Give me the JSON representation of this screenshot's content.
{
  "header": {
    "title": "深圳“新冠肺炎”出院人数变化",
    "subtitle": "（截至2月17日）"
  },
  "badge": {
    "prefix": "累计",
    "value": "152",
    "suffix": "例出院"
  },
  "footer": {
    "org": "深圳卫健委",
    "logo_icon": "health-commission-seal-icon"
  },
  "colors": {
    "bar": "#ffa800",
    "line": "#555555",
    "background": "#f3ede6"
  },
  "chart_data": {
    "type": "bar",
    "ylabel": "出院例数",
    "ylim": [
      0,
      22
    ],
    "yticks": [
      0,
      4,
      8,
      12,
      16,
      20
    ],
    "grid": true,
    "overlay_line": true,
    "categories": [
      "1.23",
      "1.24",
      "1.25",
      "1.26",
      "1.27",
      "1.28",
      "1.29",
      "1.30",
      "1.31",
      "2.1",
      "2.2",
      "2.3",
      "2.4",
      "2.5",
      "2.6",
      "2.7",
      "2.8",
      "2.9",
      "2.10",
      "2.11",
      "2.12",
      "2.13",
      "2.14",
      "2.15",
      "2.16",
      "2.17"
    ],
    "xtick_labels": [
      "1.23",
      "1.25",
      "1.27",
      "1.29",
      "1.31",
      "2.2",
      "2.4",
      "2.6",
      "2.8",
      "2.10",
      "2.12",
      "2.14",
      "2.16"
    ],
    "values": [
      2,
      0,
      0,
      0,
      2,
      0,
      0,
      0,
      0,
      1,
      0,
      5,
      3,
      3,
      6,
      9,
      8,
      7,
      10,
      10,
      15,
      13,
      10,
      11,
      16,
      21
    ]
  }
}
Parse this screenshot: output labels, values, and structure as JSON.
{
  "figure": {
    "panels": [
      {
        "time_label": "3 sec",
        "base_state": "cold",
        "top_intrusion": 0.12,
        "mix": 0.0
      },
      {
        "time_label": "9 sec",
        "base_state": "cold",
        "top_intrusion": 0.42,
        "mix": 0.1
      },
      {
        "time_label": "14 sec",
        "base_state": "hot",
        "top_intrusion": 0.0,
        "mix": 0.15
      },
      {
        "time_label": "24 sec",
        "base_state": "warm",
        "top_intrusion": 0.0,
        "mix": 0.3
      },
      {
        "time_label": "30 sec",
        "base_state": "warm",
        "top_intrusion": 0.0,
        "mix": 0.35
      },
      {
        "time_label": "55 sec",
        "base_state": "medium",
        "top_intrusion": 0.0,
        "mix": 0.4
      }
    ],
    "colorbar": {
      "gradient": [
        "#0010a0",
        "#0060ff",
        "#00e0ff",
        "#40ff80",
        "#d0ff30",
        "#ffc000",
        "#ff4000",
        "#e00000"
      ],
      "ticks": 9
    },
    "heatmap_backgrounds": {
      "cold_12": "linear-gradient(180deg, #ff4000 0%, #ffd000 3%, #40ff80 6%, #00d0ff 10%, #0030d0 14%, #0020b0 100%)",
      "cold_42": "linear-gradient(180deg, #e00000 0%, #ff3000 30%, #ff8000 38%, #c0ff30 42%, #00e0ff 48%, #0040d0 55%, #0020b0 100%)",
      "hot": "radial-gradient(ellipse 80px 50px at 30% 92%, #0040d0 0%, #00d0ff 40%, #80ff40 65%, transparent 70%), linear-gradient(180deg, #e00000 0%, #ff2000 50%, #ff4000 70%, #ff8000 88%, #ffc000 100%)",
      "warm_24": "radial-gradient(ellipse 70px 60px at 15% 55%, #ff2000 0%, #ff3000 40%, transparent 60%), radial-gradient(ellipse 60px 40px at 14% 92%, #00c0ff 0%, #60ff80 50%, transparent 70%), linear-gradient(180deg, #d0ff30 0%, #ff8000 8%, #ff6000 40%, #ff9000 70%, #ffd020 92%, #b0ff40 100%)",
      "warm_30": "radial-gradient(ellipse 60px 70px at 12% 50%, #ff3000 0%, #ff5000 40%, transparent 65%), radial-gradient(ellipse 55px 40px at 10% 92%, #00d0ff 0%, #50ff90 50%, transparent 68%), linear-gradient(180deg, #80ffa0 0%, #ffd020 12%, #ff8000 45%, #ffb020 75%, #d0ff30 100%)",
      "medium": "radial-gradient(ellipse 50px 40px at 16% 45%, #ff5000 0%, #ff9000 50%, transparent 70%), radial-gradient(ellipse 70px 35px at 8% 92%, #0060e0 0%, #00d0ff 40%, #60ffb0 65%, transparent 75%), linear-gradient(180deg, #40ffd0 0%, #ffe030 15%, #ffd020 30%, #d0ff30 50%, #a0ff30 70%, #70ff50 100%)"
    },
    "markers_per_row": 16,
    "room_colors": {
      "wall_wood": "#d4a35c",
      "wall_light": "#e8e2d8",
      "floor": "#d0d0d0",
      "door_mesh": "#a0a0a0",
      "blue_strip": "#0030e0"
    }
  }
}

> _Work required_
Please set down each line of the records exactly as given.

> _Final answer_
Give me the JSON representation of this screenshot's content.
{
  "header": {
    "title": "深圳“新冠肺炎”出院人数变化",
    "subtitle": "（截至2月17日）"
  },
  "badge": {
    "prefix": "累计",
    "value": "152",
    "suffix": "例出院"
  },
  "footer": {
    "org": "深圳卫健委",
    "logo_icon": "health-commission-seal-icon"
  },
  "colors": {
    "bar": "#ffa800",
    "line": "#555555",
    "background": "#f3ede6"
  },
  "chart_data": {
    "type": "bar",
    "ylabel": "出院例数",
    "ylim": [
      0,
      22
    ],
    "yticks": [
      0,
      4,
      8,
      12,
      16,
      20
    ],
    "grid": true,
    "overlay_line": true,
    "categories": [
      "1.23",
      "1.24",
      "1.25",
      "1.26",
      "1.27",
      "1.28",
      "1.29",
      "1.30",
      "1.31",
      "2.1",
      "2.2",
      "2.3",
      "2.4",
      "2.5",
      "2.6",
      "2.7",
      "2.8",
      "2.9",
      "2.10",
      "2.11",
      "2.12",
      "2.13",
      "2.14",
      "2.15",
      "2.16",
      "2.17"
    ],
    "xtick_labels": [
      "1.23",
      "1.25",
      "1.27",
      "1.29",
      "1.31",
      "2.2",
      "2.4",
      "2.6",
      "2.8",
      "2.10",
      "2.12",
      "2.14",
      "2.16"
    ],
    "values": [
      2,
      0,
      0,
      0,
      2,
      0,
      0,
      0,
      0,
      1,
      0,
      5,
      3,
      3,
      6,
      9,
      8,
      7,
      10,
      10,
      15,
      13,
      10,
      11,
      16,
      21
    ]
  }
}
Parse this screenshot: output labels, values, and structure as JSON.
{
  "figure": {
    "panels": [
      {
        "time_label": "3 sec",
        "base_state": "cold",
        "top_intrusion": 0.12,
        "mix": 0.0
      },
      {
        "time_label": "9 sec",
        "base_state": "cold",
        "top_intrusion": 0.42,
        "mix": 0.1
      },
      {
        "time_label": "14 sec",
        "base_state": "hot",
        "top_intrusion": 0.0,
        "mix": 0.15
      },
      {
        "time_label": "24 sec",
        "base_state": "warm",
        "top_intrusion": 0.0,
        "mix": 0.3
      },
      {
        "time_label": "30 sec",
        "base_state": "warm",
        "top_intrusion": 0.0,
        "mix": 0.35
      },
      {
        "time_label": "55 sec",
        "base_state": "medium",
        "top_intrusion": 0.0,
        "mix": 0.4
      }
    ],
    "colorbar": {
      "gradient": [
        "#0010a0",
        "#0060ff",
        "#00e0ff",
        "#40ff80",
        "#d0ff30",
        "#ffc000",
        "#ff4000",
        "#e00000"
      ],
      "ticks": 9
    },
    "heatmap_backgrounds": {
      "cold_12": "linear-gradient(180deg, #ff4000 0%, #ffd000 3%, #40ff80 6%, #00d0ff 10%, #0030d0 14%, #0020b0 100%)",
      "cold_42": "linear-gradient(180deg, #e00000 0%, #ff3000 30%, #ff8000 38%, #c0ff30 42%, #00e0ff 48%, #0040d0 55%, #0020b0 100%)",
      "hot": "radial-gradient(ellipse 80px 50px at 30% 92%, #0040d0 0%, #00d0ff 40%, #80ff40 65%, transparent 70%), linear-gradient(180deg, #e00000 0%, #ff2000 50%, #ff4000 70%, #ff8000 88%, #ffc000 100%)",
      "warm_24": "radial-gradient(ellipse 70px 60px at 15% 55%, #ff2000 0%, #ff3000 40%, transparent 60%), radial-gradient(ellipse 60px 40px at 14% 92%, #00c0ff 0%, #60ff80 50%, transparent 70%), linear-gradient(180deg, #d0ff30 0%, #ff8000 8%, #ff6000 40%, #ff9000 70%, #ffd020 92%, #b0ff40 100%)",
      "warm_30": "radial-gradient(ellipse 60px 70px at 12% 50%, #ff3000 0%, #ff5000 40%, transparent 65%), radial-gradient(ellipse 55px 40px at 10% 92%, #00d0ff 0%, #50ff90 50%, transparent 68%), linear-gradient(180deg, #80ffa0 0%, #ffd020 12%, #ff8000 45%, #ffb020 75%, #d0ff30 100%)",
      "medium": "radial-gradient(ellipse 50px 40px at 16% 45%, #ff5000 0%, #ff9000 50%, transparent 70%), radial-gradient(ellipse 70px 35px at 8% 92%, #0060e0 0%, #00d0ff 40%, #60ffb0 65%, transparent 75%), linear-gradient(180deg, #40ffd0 0%, #ffe030 15%, #ffd020 30%, #d0ff30 50%, #a0ff30 70%, #70ff50 100%)"
    },
    "markers_per_row": 16,
    "room_colors": {
      "wall_wood": "#d4a35c",
      "wall_light": "#e8e2d8",
      "floor": "#d0d0d0",
      "door_mesh": "#a0a0a0",
      "blue_strip": "#0030e0"
    }
  }
}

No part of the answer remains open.